Records for the task =>
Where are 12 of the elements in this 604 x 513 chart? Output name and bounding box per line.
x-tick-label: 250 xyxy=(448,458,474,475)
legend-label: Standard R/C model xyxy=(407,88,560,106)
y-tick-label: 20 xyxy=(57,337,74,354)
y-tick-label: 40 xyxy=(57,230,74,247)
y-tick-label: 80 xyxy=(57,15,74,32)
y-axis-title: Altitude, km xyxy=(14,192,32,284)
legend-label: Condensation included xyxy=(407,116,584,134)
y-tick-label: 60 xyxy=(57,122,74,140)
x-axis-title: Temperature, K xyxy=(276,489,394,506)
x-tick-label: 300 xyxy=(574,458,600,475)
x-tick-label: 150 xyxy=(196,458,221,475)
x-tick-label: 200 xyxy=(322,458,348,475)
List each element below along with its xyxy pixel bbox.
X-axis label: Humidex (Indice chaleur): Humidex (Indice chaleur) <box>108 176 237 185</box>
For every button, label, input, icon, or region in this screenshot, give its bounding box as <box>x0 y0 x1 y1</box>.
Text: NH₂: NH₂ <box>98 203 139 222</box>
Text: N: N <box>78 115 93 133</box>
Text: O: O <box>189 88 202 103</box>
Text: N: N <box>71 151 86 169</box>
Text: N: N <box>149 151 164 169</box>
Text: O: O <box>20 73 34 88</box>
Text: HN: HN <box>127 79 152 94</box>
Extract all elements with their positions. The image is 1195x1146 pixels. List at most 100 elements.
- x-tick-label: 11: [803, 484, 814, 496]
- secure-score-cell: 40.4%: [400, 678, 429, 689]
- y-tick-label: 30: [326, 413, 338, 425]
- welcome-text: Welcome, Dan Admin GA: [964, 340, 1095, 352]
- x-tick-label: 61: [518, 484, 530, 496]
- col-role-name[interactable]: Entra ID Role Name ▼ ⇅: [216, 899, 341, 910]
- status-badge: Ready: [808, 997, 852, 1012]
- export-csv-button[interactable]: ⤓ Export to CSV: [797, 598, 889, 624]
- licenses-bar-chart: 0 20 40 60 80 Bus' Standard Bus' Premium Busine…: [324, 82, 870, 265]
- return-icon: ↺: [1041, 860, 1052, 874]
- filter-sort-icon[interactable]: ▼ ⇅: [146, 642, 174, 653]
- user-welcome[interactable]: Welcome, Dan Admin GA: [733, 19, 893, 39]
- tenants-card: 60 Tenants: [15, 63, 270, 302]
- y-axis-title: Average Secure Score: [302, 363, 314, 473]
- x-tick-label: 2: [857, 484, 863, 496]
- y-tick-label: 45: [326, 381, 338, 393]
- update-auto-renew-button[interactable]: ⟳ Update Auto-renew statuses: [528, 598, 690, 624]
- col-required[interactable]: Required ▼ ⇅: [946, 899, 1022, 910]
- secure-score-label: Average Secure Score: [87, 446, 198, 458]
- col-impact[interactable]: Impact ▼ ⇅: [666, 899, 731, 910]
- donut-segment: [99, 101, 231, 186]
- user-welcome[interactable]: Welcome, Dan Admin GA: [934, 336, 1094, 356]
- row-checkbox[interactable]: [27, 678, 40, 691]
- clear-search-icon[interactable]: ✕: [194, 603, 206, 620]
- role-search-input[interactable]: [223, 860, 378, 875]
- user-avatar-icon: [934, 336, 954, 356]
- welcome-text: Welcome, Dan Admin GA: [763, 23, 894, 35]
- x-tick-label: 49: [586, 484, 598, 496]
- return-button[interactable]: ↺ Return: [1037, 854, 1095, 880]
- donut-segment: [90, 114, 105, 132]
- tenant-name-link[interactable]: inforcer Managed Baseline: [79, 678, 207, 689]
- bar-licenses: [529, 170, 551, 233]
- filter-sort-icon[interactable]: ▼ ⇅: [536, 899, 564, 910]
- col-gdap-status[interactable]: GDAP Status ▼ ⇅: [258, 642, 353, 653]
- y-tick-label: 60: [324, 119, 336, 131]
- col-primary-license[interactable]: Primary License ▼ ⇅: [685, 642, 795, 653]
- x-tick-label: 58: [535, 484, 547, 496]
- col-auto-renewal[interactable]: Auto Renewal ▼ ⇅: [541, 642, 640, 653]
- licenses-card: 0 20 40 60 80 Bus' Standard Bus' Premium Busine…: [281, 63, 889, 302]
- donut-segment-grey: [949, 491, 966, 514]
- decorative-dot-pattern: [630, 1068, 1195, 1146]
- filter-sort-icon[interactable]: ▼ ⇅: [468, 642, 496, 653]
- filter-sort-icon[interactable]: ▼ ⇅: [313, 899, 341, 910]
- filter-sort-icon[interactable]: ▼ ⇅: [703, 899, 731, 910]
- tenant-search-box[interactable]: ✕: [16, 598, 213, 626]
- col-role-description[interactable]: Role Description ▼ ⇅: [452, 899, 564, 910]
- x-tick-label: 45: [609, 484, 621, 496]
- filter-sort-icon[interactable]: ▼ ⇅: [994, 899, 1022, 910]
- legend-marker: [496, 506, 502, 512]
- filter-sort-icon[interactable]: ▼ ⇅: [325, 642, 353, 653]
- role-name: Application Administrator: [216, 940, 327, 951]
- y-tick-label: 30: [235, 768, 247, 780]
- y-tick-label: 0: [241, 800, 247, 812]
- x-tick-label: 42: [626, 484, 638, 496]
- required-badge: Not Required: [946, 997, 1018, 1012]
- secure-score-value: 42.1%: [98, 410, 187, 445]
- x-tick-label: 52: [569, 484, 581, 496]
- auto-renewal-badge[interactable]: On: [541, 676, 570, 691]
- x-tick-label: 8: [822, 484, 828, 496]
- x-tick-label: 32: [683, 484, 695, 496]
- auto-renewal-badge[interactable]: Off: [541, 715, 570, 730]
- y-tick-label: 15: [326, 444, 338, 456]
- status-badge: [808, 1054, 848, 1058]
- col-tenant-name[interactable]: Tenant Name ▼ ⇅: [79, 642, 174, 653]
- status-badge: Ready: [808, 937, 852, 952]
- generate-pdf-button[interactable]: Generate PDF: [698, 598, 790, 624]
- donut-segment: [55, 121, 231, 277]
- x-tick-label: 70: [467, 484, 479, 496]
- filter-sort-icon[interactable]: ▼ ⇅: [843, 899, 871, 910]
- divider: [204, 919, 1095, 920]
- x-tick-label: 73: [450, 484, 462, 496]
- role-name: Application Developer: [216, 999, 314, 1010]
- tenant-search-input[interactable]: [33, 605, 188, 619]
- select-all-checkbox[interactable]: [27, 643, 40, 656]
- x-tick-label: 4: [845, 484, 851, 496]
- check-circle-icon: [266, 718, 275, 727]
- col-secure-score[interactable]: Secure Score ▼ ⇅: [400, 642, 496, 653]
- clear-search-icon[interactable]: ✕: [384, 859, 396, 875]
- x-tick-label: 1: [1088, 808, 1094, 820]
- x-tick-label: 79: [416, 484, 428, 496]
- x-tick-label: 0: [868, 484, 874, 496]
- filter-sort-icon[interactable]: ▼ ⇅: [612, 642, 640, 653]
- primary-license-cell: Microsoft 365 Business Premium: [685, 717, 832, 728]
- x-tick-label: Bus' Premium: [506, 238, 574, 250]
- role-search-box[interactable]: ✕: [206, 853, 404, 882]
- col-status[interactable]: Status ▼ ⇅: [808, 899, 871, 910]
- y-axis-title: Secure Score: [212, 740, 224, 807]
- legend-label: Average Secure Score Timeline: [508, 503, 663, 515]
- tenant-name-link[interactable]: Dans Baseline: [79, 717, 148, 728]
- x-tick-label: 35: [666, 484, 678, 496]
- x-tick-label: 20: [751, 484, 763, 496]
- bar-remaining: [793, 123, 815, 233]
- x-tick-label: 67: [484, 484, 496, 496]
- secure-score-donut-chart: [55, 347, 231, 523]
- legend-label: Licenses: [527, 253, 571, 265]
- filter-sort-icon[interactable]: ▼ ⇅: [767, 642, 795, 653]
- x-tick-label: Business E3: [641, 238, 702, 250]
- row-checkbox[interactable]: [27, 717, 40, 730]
...
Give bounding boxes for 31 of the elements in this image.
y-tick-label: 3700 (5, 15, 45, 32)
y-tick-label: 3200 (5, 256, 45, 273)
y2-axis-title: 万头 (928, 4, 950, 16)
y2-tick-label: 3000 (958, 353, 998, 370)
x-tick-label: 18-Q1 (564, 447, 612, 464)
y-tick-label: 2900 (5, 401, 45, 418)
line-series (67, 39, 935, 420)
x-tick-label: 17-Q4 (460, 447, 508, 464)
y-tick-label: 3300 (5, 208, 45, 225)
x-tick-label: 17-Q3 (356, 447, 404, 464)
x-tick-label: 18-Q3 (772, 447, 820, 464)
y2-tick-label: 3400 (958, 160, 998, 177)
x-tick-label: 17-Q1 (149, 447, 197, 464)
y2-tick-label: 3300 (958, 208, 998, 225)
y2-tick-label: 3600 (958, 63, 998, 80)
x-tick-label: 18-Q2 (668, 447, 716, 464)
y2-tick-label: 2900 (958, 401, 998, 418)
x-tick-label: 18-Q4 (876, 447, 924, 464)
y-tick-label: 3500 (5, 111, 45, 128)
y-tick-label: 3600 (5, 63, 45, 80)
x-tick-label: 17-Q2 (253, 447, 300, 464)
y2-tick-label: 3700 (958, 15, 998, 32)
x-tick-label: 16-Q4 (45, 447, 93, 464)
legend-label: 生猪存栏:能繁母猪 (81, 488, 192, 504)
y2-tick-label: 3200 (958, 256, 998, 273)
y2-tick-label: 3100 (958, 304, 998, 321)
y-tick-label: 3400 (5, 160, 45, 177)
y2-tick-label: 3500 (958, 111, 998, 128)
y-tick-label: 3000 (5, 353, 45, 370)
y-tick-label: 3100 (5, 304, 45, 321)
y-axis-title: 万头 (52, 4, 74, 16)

Problem requirements => Convert the lines starting with the line containing "Where are 12" and going on through the line containing "- return-icon: ↺: [1041, 860, 1052, 874]" into a JSON list of strings, one per line, leaving out any blank lines.

Reply to the exercise =>
[
  "Where are 12 of the elements in this 604 x 513 chart? Output name and bounding box per line.",
  "x-tick-label: 250 xyxy=(448,458,474,475)",
  "legend-label: Standard R/C model xyxy=(407,88,560,106)",
  "y-tick-label: 20 xyxy=(57,337,74,354)",
  "y-tick-label: 40 xyxy=(57,230,74,247)",
  "y-tick-label: 80 xyxy=(57,15,74,32)",
  "y-axis-title: Altitude, km xyxy=(14,192,32,284)",
  "legend-label: Condensation included xyxy=(407,116,584,134)",
  "y-tick-label: 60 xyxy=(57,122,74,140)",
  "x-axis-title: Temperature, K xyxy=(276,489,394,506)",
  "x-tick-label: 300 xyxy=(574,458,600,475)",
  "x-tick-label: 150 xyxy=(196,458,221,475)",
  "x-tick-label: 200 xyxy=(322,458,348,475)",
  "List each element below along with its xyxy pixel bbox.",
  "X-axis label: Humidex (Indice chaleur): Humidex (Indice chaleur) <box>108 176 237 185</box>",
  "For every button, label, input, icon, or region in this screenshot, give its bounding box as <box>x0 y0 x1 y1</box>.",
  "Text: NH₂: NH₂ <box>98 203 139 222</box>",
  "Text: N: N <box>78 115 93 133</box>",
  "Text: O: O <box>189 88 202 103</box>",
  "Text: N: N <box>71 151 86 169</box>",
  "Text: N: N <box>149 151 164 169</box>",
  "Text: O: O <box>20 73 34 88</box>",
  "Text: HN: HN <box>127 79 152 94</box>",
  "Extract all elements with their positions. The image is 1195x1146 pixels. List at most 100 elements.",
  "- x-tick-label: 11: [803, 484, 814, 496]",
  "- secure-score-cell: 40.4%: [400, 678, 429, 689]",
  "- y-tick-label: 30: [326, 413, 338, 425]",
  "- welcome-text: Welcome, Dan Admin GA: [964, 340, 1095, 352]",
  "- x-tick-label: 61: [518, 484, 530, 496]",
  "- col-role-name[interactable]: Entra ID Role Name ▼ ⇅: [216, 899, 341, 910]",
  "- status-badge: Ready: [808, 997, 852, 1012]",
  "- export-csv-button[interactable]: ⤓ Export to CSV: [797, 598, 889, 624]",
  "- licenses-bar-chart: 0 20 40 60 80 Bus' Standard Bus' Premium Busine…: [324, 82, 870, 265]",
  "- return-icon: ↺: [1041, 860, 1052, 874]"
]